■ Problem requirements
Will you output the entries below exactly, skipping every image they contain?

## START Material for the task

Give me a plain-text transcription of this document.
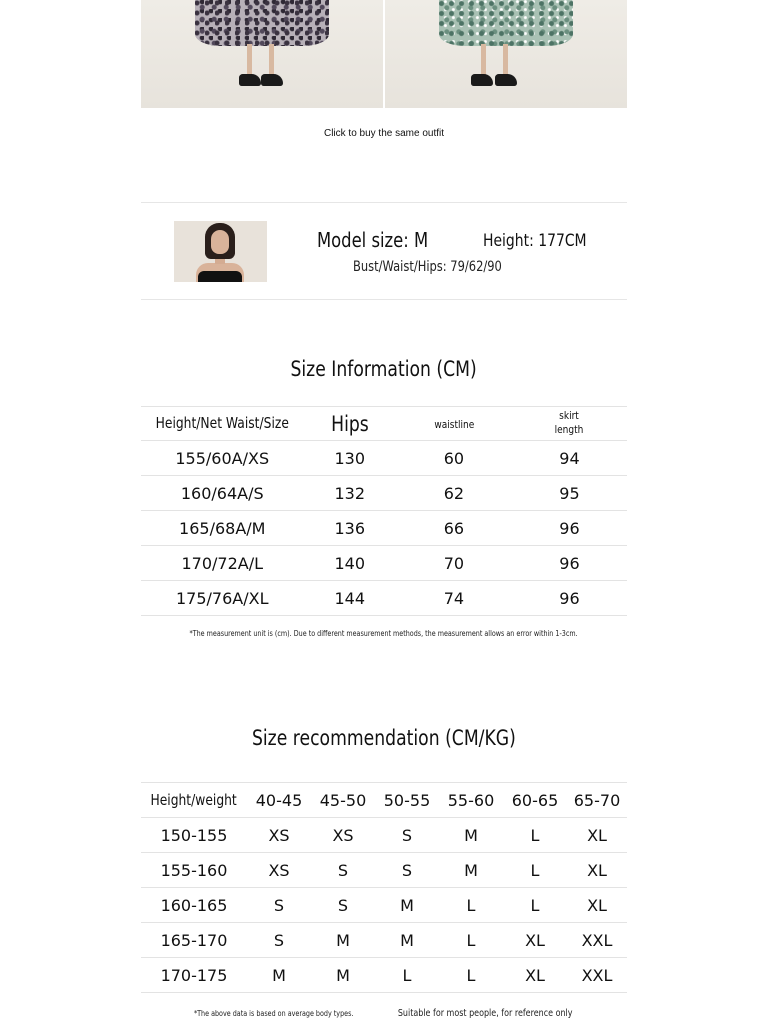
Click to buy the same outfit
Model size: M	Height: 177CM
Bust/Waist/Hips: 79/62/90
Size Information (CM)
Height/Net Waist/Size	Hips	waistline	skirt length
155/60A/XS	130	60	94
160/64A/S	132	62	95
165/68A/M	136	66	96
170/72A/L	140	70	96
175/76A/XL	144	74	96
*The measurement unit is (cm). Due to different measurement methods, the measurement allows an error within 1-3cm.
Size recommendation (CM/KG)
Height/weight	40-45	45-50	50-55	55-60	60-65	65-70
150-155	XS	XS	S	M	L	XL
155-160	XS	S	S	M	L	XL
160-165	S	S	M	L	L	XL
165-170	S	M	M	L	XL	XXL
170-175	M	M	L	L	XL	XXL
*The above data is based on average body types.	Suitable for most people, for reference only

## END Material for the task

■ Written answer
Give me a plain-text transcription of this document.
Click to buy the same outfit
Model size: M	Height: 177CM
Bust/Waist/Hips: 79/62/90
Size Information (CM)
Height/Net Waist/Size	Hips	waistline	skirt length
155/60A/XS	130	60	94
160/64A/S	132	62	95
165/68A/M	136	66	96
170/72A/L	140	70	96
175/76A/XL	144	74	96
*The measurement unit is (cm). Due to different measurement methods, the measurement allows an error within 1-3cm.
Size recommendation (CM/KG)
Height/weight	40-45	45-50	50-55	55-60	60-65	65-70
150-155	XS	XS	S	M	L	XL
155-160	XS	S	S	M	L	XL
160-165	S	S	M	L	L	XL
165-170	S	M	M	L	XL	XXL
170-175	M	M	L	L	XL	XXL
*The above data is based on average body types.	Suitable for most people, for reference only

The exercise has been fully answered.